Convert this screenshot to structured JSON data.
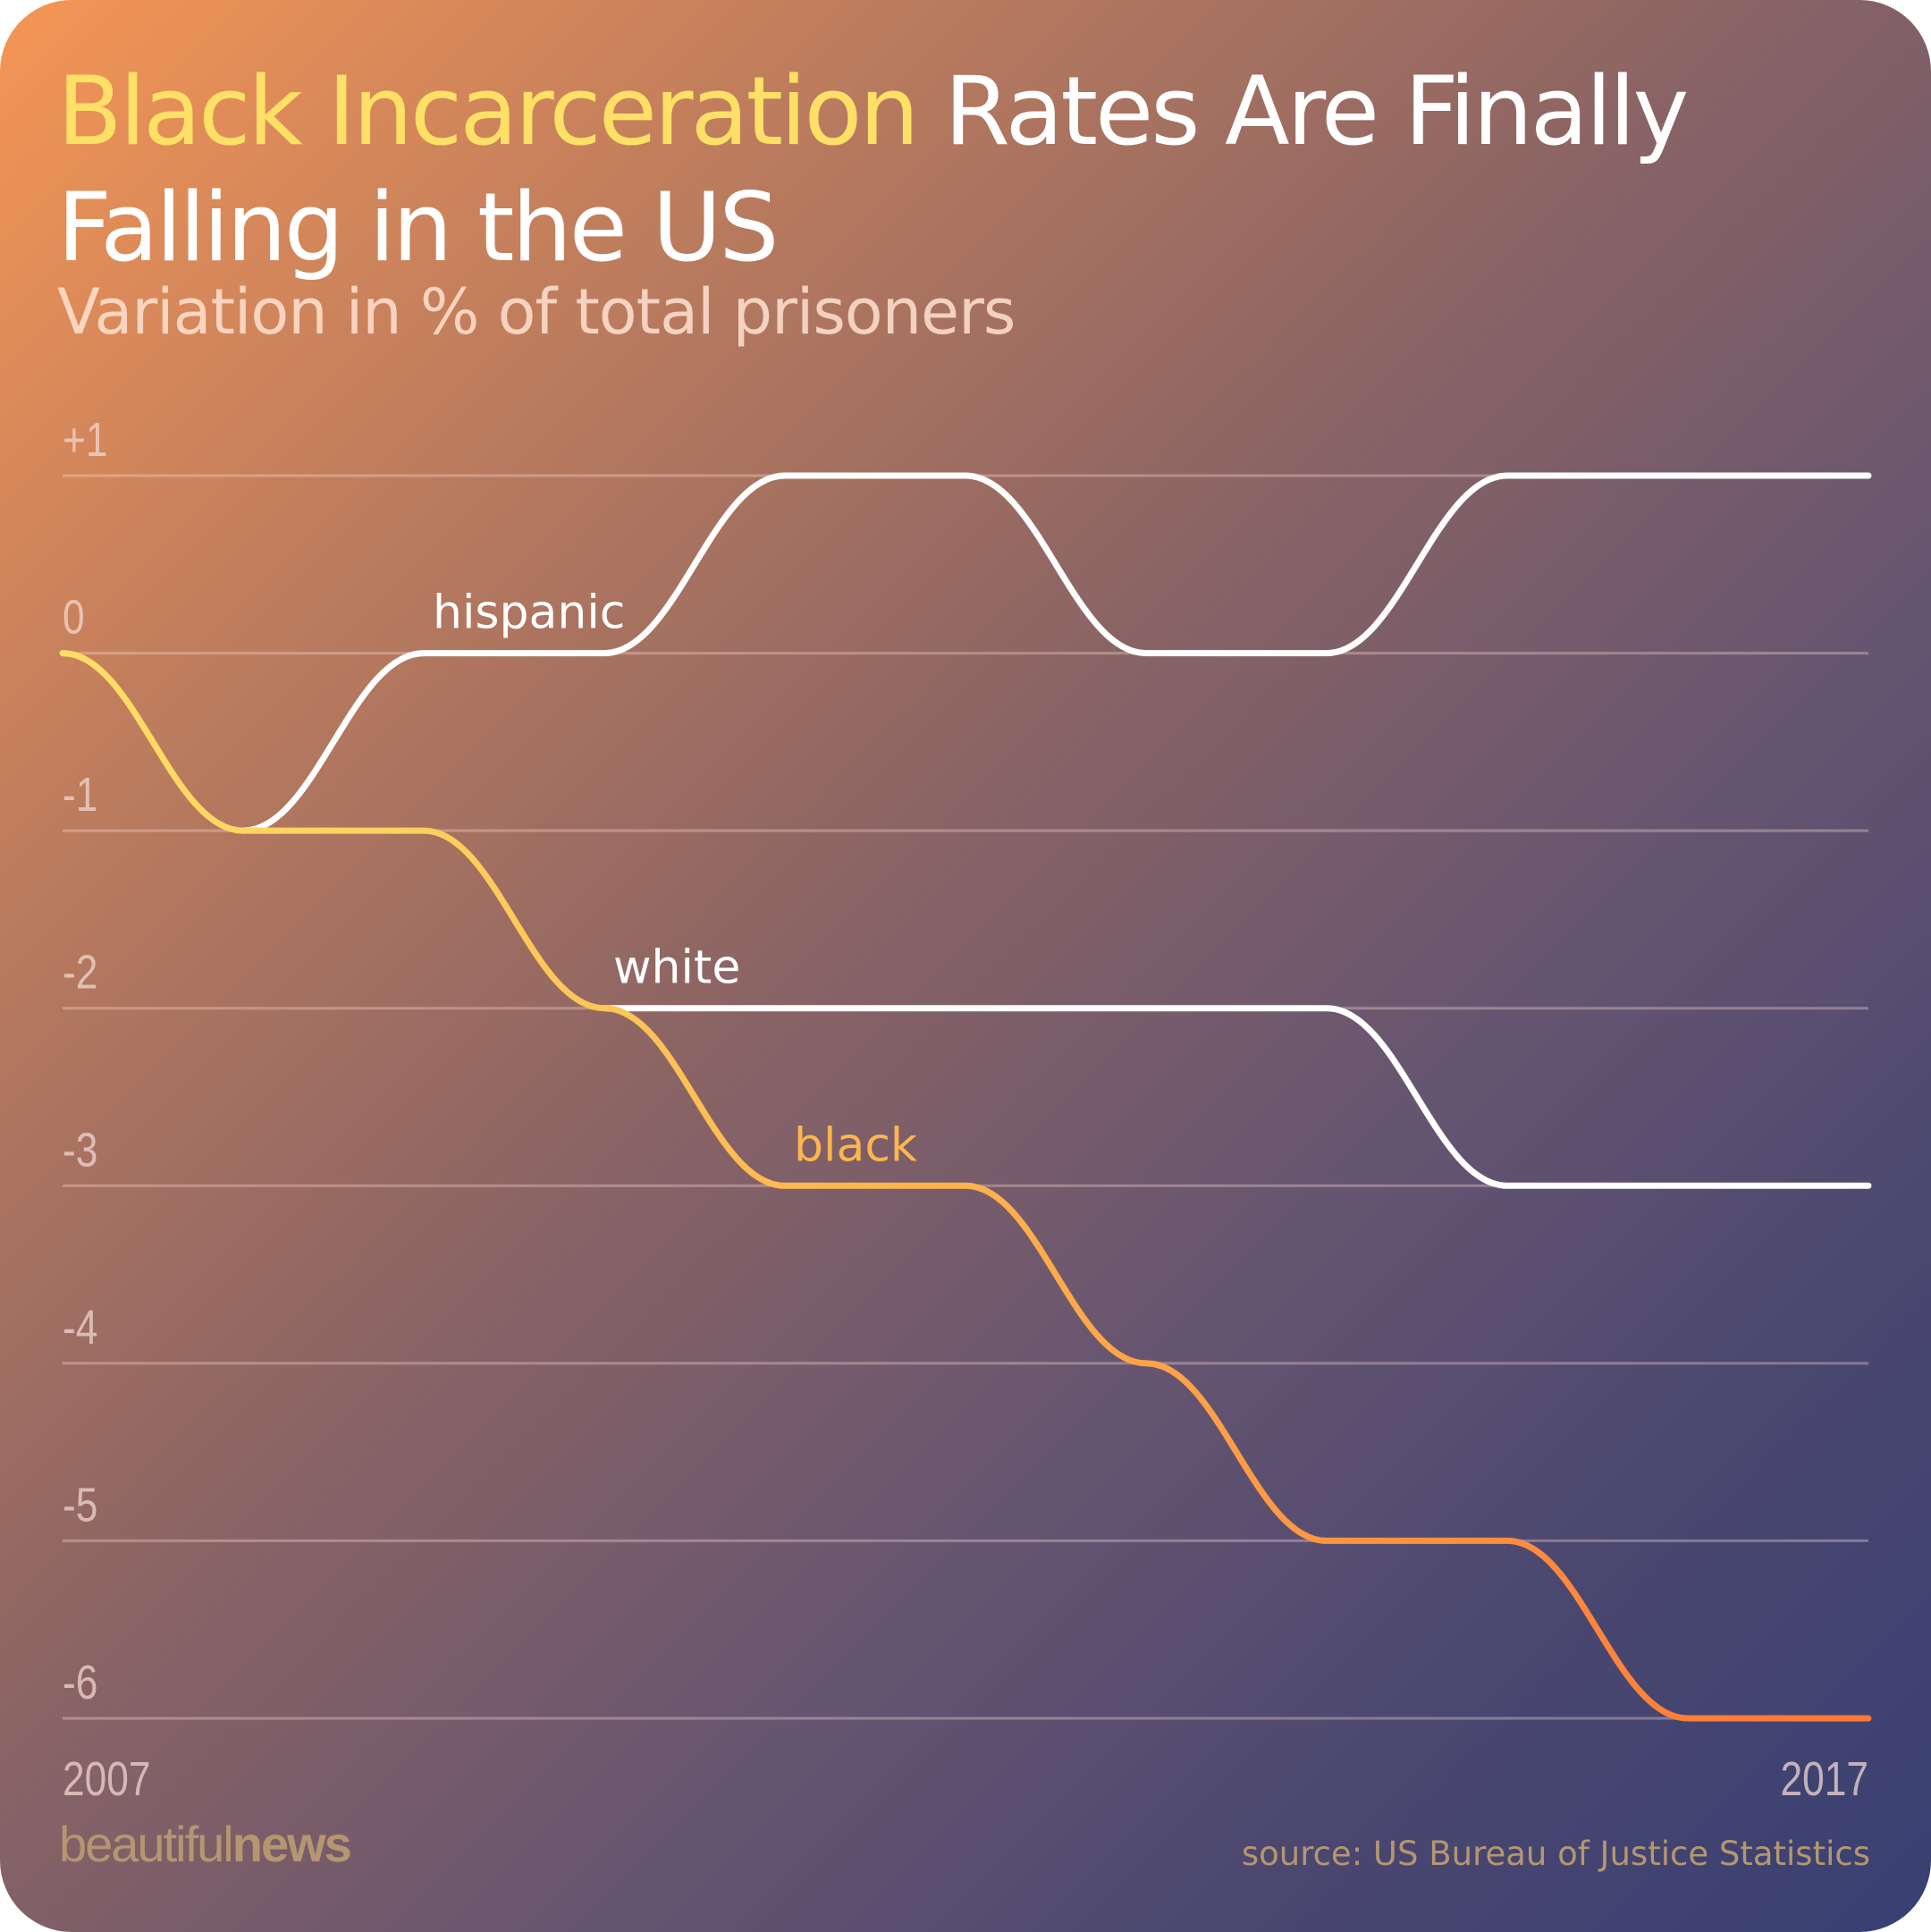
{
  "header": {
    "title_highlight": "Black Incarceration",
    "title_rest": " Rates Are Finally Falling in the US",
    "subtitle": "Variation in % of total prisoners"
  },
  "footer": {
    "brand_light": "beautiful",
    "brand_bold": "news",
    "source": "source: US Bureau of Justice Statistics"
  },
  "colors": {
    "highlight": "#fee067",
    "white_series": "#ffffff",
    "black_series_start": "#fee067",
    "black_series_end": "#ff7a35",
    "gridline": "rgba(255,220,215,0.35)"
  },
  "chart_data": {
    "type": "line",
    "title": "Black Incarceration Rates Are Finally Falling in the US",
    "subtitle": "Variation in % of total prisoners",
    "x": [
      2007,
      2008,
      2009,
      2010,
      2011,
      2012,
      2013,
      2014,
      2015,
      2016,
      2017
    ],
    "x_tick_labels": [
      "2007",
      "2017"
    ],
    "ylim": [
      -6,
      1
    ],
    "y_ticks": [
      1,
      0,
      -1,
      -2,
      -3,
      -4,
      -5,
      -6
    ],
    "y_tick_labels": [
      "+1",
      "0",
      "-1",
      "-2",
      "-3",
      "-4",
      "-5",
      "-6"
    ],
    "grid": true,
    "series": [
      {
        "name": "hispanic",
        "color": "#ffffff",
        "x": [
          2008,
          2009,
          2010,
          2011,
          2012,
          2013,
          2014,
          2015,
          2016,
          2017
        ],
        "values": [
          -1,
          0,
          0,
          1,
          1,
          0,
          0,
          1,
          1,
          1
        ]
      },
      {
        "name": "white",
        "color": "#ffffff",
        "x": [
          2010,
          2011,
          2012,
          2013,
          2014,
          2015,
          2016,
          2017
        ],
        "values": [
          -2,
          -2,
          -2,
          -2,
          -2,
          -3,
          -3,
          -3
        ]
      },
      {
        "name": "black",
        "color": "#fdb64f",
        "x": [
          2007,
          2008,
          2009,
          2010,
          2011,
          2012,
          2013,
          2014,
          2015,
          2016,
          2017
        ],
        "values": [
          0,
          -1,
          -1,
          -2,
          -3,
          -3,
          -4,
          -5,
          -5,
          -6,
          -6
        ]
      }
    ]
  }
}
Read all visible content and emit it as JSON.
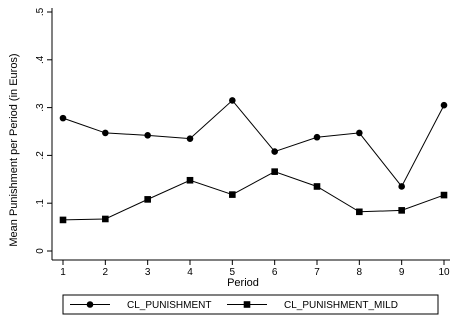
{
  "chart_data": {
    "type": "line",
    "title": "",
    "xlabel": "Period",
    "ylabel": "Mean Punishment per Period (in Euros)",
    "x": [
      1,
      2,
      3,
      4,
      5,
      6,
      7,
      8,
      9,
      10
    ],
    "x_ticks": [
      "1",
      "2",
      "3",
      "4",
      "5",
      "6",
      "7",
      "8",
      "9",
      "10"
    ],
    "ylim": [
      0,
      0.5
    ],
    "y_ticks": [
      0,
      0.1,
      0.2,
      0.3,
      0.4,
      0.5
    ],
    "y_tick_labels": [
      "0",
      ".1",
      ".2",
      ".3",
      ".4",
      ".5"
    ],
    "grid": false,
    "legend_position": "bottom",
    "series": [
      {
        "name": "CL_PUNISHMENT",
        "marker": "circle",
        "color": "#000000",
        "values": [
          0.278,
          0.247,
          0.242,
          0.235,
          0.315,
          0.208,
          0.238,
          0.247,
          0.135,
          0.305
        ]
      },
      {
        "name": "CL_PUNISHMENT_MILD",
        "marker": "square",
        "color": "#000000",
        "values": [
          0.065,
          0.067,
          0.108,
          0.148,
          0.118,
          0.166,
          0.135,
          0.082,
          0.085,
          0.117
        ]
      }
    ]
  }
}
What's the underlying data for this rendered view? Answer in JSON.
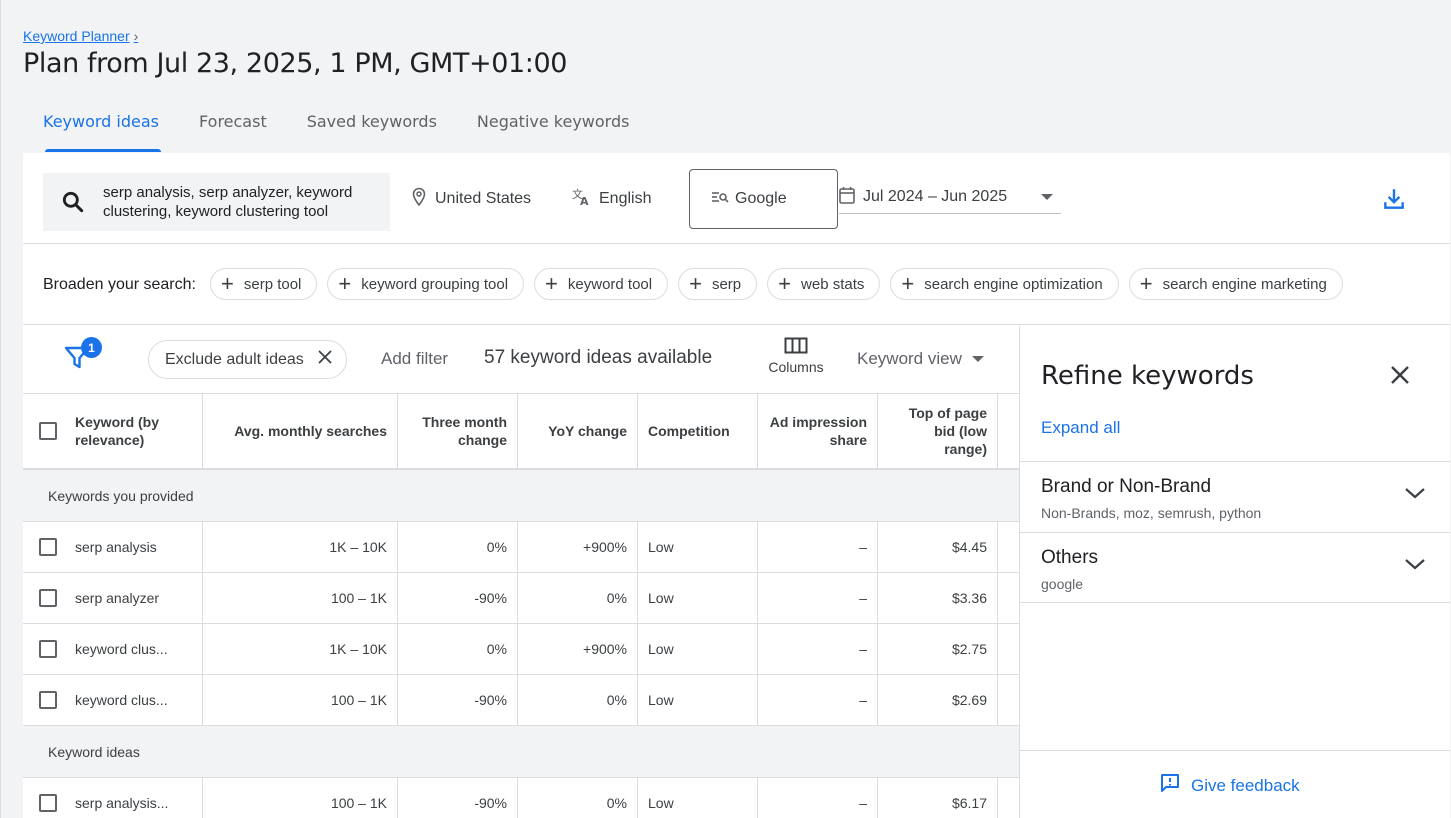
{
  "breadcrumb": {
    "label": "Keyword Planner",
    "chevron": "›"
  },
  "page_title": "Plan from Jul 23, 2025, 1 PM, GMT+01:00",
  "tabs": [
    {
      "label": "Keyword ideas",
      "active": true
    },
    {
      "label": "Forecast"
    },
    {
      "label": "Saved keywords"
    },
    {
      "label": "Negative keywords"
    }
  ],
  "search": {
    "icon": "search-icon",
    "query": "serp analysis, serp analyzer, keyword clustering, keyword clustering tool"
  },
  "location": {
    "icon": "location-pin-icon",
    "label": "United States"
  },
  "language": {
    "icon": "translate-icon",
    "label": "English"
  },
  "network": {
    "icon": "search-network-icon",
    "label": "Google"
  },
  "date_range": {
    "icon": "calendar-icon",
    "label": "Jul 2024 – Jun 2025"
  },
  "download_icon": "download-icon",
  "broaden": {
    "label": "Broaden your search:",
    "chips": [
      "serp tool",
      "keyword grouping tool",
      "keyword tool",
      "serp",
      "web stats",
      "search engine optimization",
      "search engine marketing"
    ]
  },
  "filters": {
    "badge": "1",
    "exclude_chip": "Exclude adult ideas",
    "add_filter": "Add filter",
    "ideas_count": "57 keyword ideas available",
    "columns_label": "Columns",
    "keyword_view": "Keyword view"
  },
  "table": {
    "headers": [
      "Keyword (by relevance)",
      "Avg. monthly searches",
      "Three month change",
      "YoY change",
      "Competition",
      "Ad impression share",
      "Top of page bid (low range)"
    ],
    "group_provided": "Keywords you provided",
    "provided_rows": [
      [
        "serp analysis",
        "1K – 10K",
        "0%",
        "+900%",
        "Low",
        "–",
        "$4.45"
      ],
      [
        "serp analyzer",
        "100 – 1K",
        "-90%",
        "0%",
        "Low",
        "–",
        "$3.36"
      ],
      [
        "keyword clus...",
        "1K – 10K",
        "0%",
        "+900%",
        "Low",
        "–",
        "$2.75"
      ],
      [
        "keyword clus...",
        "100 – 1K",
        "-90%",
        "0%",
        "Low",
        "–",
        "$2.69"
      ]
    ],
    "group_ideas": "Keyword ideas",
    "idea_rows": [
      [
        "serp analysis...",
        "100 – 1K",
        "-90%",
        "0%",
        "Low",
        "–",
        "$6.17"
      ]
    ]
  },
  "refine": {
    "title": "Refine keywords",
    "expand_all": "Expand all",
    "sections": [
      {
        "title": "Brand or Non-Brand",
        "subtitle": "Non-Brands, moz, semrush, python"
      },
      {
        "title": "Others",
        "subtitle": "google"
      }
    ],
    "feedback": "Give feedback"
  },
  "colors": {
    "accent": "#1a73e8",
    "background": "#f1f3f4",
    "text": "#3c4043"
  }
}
● ● ●
Challenge >> Using the material above, retype each entry exactly and omit the pictures.

Output of the exercise >>
Convert this screenshot to structured JSON data.
{
  "header": {
    "title_highlight": "Black Incarceration",
    "title_rest": " Rates Are Finally Falling in the US",
    "subtitle": "Variation in % of total prisoners"
  },
  "footer": {
    "brand_light": "beautiful",
    "brand_bold": "news",
    "source": "source: US Bureau of Justice Statistics"
  },
  "colors": {
    "highlight": "#fee067",
    "white_series": "#ffffff",
    "black_series_start": "#fee067",
    "black_series_end": "#ff7a35",
    "gridline": "rgba(255,220,215,0.35)"
  },
  "chart_data": {
    "type": "line",
    "title": "Black Incarceration Rates Are Finally Falling in the US",
    "subtitle": "Variation in % of total prisoners",
    "x": [
      2007,
      2008,
      2009,
      2010,
      2011,
      2012,
      2013,
      2014,
      2015,
      2016,
      2017
    ],
    "x_tick_labels": [
      "2007",
      "2017"
    ],
    "ylim": [
      -6,
      1
    ],
    "y_ticks": [
      1,
      0,
      -1,
      -2,
      -3,
      -4,
      -5,
      -6
    ],
    "y_tick_labels": [
      "+1",
      "0",
      "-1",
      "-2",
      "-3",
      "-4",
      "-5",
      "-6"
    ],
    "grid": true,
    "series": [
      {
        "name": "hispanic",
        "color": "#ffffff",
        "x": [
          2008,
          2009,
          2010,
          2011,
          2012,
          2013,
          2014,
          2015,
          2016,
          2017
        ],
        "values": [
          -1,
          0,
          0,
          1,
          1,
          0,
          0,
          1,
          1,
          1
        ]
      },
      {
        "name": "white",
        "color": "#ffffff",
        "x": [
          2010,
          2011,
          2012,
          2013,
          2014,
          2015,
          2016,
          2017
        ],
        "values": [
          -2,
          -2,
          -2,
          -2,
          -2,
          -3,
          -3,
          -3
        ]
      },
      {
        "name": "black",
        "color": "#fdb64f",
        "x": [
          2007,
          2008,
          2009,
          2010,
          2011,
          2012,
          2013,
          2014,
          2015,
          2016,
          2017
        ],
        "values": [
          0,
          -1,
          -1,
          -2,
          -3,
          -3,
          -4,
          -5,
          -5,
          -6,
          -6
        ]
      }
    ]
  }
}
Read all visible content and emit it as JSON.
{
  "chart_data": {
    "type": "line",
    "title": "",
    "xlabel": "Period",
    "ylabel": "Mean Punishment per Period (in Euros)",
    "x": [
      1,
      2,
      3,
      4,
      5,
      6,
      7,
      8,
      9,
      10
    ],
    "x_ticks": [
      "1",
      "2",
      "3",
      "4",
      "5",
      "6",
      "7",
      "8",
      "9",
      "10"
    ],
    "ylim": [
      0,
      0.5
    ],
    "y_ticks": [
      0,
      0.1,
      0.2,
      0.3,
      0.4,
      0.5
    ],
    "y_tick_labels": [
      "0",
      ".1",
      ".2",
      ".3",
      ".4",
      ".5"
    ],
    "grid": false,
    "legend_position": "bottom",
    "series": [
      {
        "name": "CL_PUNISHMENT",
        "marker": "circle",
        "color": "#000000",
        "values": [
          0.278,
          0.247,
          0.242,
          0.235,
          0.315,
          0.208,
          0.238,
          0.247,
          0.135,
          0.305
        ]
      },
      {
        "name": "CL_PUNISHMENT_MILD",
        "marker": "square",
        "color": "#000000",
        "values": [
          0.065,
          0.067,
          0.108,
          0.148,
          0.118,
          0.166,
          0.135,
          0.082,
          0.085,
          0.117
        ]
      }
    ]
  }
}
What's the underlying data for this rendered view? Answer in JSON.
{
  "breadcrumb": {
    "label": "Keyword Planner",
    "chevron": "›"
  },
  "page_title": "Plan from Jul 23, 2025, 1 PM, GMT+01:00",
  "tabs": [
    {
      "label": "Keyword ideas",
      "active": true
    },
    {
      "label": "Forecast"
    },
    {
      "label": "Saved keywords"
    },
    {
      "label": "Negative keywords"
    }
  ],
  "search": {
    "icon": "search-icon",
    "query": "serp analysis, serp analyzer, keyword clustering, keyword clustering tool"
  },
  "location": {
    "icon": "location-pin-icon",
    "label": "United States"
  },
  "language": {
    "icon": "translate-icon",
    "label": "English"
  },
  "network": {
    "icon": "search-network-icon",
    "label": "Google"
  },
  "date_range": {
    "icon": "calendar-icon",
    "label": "Jul 2024 – Jun 2025"
  },
  "download_icon": "download-icon",
  "broaden": {
    "label": "Broaden your search:",
    "chips": [
      "serp tool",
      "keyword grouping tool",
      "keyword tool",
      "serp",
      "web stats",
      "search engine optimization",
      "search engine marketing"
    ]
  },
  "filters": {
    "badge": "1",
    "exclude_chip": "Exclude adult ideas",
    "add_filter": "Add filter",
    "ideas_count": "57 keyword ideas available",
    "columns_label": "Columns",
    "keyword_view": "Keyword view"
  },
  "table": {
    "headers": [
      "Keyword (by relevance)",
      "Avg. monthly searches",
      "Three month change",
      "YoY change",
      "Competition",
      "Ad impression share",
      "Top of page bid (low range)"
    ],
    "group_provided": "Keywords you provided",
    "provided_rows": [
      [
        "serp analysis",
        "1K – 10K",
        "0%",
        "+900%",
        "Low",
        "–",
        "$4.45"
      ],
      [
        "serp analyzer",
        "100 – 1K",
        "-90%",
        "0%",
        "Low",
        "–",
        "$3.36"
      ],
      [
        "keyword clus...",
        "1K – 10K",
        "0%",
        "+900%",
        "Low",
        "–",
        "$2.75"
      ],
      [
        "keyword clus...",
        "100 – 1K",
        "-90%",
        "0%",
        "Low",
        "–",
        "$2.69"
      ]
    ],
    "group_ideas": "Keyword ideas",
    "idea_rows": [
      [
        "serp analysis...",
        "100 – 1K",
        "-90%",
        "0%",
        "Low",
        "–",
        "$6.17"
      ]
    ]
  },
  "refine": {
    "title": "Refine keywords",
    "expand_all": "Expand all",
    "sections": [
      {
        "title": "Brand or Non-Brand",
        "subtitle": "Non-Brands, moz, semrush, python"
      },
      {
        "title": "Others",
        "subtitle": "google"
      }
    ],
    "feedback": "Give feedback"
  },
  "colors": {
    "accent": "#1a73e8",
    "background": "#f1f3f4",
    "text": "#3c4043"
  }
}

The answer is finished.